■ Items listed in a dataset
## start
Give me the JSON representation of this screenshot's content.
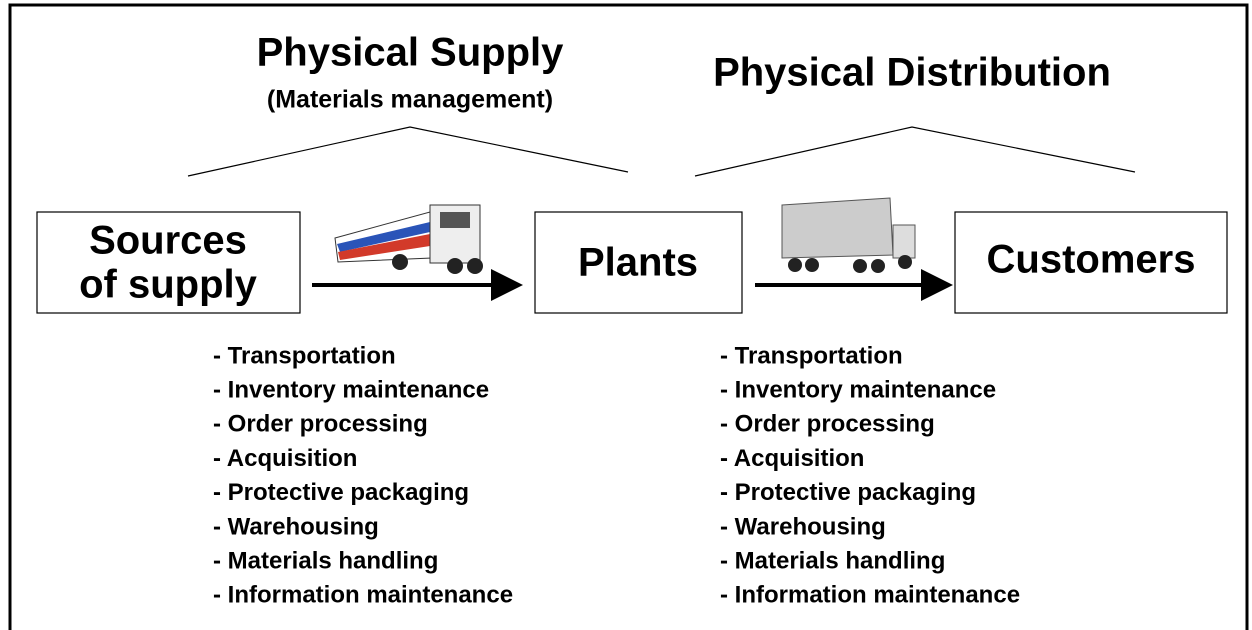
{
  "header": {
    "left_title": "Physical Supply",
    "left_subtitle": "(Materials management)",
    "right_title": "Physical Distribution"
  },
  "nodes": [
    {
      "label": [
        "Sources",
        "of supply"
      ]
    },
    {
      "label": [
        "Plants"
      ]
    },
    {
      "label": [
        "Customers"
      ]
    }
  ],
  "lists": [
    {
      "items": [
        "- Transportation",
        "- Inventory maintenance",
        "- Order processing",
        "- Acquisition",
        "- Protective packaging",
        "- Warehousing",
        "- Materials handling",
        "- Information maintenance"
      ]
    },
    {
      "items": [
        "- Transportation",
        "- Inventory maintenance",
        "- Order processing",
        "- Acquisition",
        "- Protective packaging",
        "- Warehousing",
        "- Materials handling",
        "- Information maintenance"
      ]
    }
  ]
}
## end
■ AIM
Write out the records above once more, word for word, with no pictures.

■ ANSWER FOR THE TASK
Give me the JSON representation of this screenshot's content.
{
  "header": {
    "left_title": "Physical Supply",
    "left_subtitle": "(Materials management)",
    "right_title": "Physical Distribution"
  },
  "nodes": [
    {
      "label": [
        "Sources",
        "of supply"
      ]
    },
    {
      "label": [
        "Plants"
      ]
    },
    {
      "label": [
        "Customers"
      ]
    }
  ],
  "lists": [
    {
      "items": [
        "- Transportation",
        "- Inventory maintenance",
        "- Order processing",
        "- Acquisition",
        "- Protective packaging",
        "- Warehousing",
        "- Materials handling",
        "- Information maintenance"
      ]
    },
    {
      "items": [
        "- Transportation",
        "- Inventory maintenance",
        "- Order processing",
        "- Acquisition",
        "- Protective packaging",
        "- Warehousing",
        "- Materials handling",
        "- Information maintenance"
      ]
    }
  ]
}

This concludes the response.